◆ **Your goal**:
Of all the lines in the material below, how many include the string "trade"? Give the number only.

[START OF Task input]

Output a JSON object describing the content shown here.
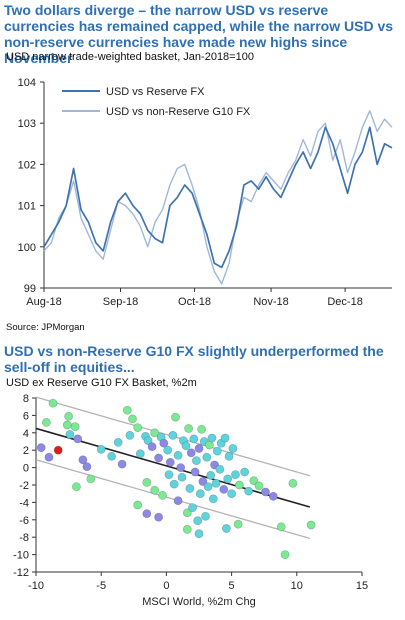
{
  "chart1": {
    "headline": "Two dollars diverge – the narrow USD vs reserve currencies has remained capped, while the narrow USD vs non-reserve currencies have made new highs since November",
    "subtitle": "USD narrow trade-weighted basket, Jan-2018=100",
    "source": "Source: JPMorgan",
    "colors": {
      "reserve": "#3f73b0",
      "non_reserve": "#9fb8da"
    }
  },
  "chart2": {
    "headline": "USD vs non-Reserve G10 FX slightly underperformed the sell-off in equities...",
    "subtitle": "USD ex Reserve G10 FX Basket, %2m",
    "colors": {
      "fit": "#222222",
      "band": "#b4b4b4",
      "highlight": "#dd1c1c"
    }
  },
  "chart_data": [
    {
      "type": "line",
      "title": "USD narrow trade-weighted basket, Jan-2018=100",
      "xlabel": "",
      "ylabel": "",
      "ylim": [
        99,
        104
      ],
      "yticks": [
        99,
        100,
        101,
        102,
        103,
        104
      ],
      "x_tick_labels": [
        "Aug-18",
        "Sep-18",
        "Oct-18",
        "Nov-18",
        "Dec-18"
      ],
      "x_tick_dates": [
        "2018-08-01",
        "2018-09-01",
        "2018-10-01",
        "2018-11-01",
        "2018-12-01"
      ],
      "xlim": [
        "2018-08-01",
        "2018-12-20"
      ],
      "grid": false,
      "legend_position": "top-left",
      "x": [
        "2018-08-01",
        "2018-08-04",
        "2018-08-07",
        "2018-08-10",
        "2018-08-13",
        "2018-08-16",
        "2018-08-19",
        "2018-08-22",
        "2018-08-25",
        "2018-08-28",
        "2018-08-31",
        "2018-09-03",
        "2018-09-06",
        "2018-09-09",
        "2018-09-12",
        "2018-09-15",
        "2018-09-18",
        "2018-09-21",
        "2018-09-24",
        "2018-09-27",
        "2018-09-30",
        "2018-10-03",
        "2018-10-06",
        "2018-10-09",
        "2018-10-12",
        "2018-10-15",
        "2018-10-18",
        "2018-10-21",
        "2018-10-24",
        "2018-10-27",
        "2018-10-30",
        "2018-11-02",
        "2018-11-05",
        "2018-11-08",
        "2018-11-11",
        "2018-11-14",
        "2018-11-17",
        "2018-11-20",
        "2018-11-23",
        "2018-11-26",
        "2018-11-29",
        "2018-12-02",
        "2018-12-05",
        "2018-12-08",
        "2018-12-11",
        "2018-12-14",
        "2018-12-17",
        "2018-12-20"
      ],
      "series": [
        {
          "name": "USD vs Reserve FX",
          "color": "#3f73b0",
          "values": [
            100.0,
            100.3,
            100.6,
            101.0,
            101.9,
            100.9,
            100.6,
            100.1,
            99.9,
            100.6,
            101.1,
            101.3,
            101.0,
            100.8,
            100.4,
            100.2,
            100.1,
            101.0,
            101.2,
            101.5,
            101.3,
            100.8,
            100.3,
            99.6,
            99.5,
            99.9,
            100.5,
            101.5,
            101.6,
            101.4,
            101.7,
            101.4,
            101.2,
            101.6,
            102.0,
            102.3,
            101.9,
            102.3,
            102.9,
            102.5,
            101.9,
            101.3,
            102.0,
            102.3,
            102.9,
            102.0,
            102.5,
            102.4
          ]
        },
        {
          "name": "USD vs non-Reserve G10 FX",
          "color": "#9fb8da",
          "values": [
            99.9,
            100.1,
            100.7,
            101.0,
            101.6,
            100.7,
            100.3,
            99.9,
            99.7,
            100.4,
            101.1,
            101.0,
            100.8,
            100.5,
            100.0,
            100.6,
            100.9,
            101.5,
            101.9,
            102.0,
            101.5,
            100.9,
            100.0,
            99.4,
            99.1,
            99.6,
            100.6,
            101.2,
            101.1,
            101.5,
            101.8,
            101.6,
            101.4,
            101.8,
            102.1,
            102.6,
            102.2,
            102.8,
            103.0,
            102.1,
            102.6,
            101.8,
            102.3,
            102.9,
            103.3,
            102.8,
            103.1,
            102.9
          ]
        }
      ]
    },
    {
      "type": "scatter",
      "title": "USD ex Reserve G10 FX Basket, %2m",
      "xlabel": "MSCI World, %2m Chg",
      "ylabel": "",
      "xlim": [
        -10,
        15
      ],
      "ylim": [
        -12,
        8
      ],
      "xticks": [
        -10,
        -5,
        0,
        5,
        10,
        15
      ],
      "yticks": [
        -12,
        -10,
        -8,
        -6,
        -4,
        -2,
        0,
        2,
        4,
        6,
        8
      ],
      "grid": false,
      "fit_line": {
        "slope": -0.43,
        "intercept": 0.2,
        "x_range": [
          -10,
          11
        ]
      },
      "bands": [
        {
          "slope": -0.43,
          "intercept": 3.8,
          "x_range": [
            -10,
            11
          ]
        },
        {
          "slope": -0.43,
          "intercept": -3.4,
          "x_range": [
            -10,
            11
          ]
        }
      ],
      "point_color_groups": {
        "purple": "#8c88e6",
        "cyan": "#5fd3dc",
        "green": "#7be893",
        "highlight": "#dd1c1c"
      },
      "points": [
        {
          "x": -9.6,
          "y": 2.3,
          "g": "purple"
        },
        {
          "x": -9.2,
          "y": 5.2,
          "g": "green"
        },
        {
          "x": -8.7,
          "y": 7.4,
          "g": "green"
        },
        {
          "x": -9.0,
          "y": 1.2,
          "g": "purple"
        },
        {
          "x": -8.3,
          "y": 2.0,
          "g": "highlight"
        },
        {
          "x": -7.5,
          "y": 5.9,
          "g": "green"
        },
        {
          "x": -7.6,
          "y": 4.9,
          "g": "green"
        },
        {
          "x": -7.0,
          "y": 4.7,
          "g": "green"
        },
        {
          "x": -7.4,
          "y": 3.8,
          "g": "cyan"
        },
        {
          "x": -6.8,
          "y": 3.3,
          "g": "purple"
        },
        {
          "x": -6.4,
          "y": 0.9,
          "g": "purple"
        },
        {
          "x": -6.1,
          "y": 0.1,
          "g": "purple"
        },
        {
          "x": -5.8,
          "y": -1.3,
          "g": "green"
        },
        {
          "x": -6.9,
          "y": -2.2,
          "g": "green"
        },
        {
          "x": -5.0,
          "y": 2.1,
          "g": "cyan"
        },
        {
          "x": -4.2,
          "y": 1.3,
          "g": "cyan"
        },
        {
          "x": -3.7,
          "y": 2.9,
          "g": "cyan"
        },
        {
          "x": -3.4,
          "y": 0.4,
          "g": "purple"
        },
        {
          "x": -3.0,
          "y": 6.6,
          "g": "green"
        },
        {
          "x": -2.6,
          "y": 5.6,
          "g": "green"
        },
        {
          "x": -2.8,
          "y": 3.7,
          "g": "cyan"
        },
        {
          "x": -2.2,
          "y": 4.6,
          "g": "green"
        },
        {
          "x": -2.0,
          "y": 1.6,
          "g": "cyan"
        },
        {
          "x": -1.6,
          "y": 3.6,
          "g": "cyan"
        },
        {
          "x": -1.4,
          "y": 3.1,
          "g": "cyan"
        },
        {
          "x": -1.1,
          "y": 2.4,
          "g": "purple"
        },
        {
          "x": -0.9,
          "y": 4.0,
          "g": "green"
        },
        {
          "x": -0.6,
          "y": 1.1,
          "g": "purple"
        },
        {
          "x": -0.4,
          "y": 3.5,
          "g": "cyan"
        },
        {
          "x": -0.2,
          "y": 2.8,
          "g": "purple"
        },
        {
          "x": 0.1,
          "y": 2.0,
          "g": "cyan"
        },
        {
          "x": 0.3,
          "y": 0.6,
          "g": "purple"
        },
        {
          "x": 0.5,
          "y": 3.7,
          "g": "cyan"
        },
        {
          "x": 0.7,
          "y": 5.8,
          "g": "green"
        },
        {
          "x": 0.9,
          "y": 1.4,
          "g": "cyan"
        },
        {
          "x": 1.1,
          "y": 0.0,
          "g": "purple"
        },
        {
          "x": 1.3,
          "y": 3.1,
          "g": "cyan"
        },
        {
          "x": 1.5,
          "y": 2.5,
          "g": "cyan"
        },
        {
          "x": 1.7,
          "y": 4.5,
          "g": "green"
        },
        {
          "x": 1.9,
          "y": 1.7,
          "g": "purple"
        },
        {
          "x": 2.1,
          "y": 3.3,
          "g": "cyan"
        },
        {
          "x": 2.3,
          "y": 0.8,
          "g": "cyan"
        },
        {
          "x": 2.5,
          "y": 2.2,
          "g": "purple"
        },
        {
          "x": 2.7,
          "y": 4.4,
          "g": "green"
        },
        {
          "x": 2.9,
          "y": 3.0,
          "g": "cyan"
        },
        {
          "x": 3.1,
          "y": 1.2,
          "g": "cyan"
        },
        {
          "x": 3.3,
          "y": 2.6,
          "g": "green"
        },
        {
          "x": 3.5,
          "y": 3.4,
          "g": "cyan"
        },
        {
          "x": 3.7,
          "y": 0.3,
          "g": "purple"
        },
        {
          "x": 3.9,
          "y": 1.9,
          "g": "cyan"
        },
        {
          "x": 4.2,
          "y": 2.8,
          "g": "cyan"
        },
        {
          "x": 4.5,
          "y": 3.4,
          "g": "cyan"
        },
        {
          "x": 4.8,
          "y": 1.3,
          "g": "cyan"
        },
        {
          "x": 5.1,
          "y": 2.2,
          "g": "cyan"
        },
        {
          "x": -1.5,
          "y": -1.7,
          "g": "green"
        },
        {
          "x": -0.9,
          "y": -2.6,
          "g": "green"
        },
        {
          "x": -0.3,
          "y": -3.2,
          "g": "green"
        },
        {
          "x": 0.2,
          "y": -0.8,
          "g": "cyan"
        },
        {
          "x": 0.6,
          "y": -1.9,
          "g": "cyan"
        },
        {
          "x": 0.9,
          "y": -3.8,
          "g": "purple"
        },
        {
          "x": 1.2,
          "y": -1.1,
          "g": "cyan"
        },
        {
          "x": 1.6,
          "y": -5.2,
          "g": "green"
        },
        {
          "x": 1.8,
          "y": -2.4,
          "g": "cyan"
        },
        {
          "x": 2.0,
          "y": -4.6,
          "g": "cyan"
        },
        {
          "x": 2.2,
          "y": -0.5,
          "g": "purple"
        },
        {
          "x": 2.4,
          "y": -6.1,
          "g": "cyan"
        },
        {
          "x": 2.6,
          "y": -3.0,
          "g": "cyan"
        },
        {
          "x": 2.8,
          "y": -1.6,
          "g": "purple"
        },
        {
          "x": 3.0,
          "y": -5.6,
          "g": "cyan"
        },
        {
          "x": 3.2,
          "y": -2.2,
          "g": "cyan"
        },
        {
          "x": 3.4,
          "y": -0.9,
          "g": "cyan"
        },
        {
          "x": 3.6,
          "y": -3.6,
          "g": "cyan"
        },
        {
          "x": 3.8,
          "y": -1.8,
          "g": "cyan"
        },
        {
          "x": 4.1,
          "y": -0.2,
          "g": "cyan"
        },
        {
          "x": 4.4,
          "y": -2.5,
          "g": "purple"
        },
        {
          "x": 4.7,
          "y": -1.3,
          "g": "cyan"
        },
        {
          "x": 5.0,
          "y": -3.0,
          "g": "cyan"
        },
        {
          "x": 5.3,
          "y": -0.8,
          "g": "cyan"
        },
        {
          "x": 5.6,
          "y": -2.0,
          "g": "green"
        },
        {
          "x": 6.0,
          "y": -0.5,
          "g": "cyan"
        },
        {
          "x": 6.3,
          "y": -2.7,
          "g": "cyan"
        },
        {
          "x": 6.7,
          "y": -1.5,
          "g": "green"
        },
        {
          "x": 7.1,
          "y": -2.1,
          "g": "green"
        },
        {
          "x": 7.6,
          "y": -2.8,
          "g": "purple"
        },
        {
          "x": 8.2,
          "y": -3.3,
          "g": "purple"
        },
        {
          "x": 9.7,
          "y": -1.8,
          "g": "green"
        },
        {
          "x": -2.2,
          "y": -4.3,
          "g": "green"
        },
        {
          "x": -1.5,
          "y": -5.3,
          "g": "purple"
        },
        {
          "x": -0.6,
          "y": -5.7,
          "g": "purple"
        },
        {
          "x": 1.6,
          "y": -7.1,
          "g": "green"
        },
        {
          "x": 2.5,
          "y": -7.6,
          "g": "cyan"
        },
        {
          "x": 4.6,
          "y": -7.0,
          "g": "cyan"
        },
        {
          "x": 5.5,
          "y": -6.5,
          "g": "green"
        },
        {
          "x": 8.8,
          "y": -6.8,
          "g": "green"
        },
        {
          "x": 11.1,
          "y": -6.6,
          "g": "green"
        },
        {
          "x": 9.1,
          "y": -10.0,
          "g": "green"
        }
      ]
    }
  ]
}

[END OF Task input]

◆ **Correct result**:
2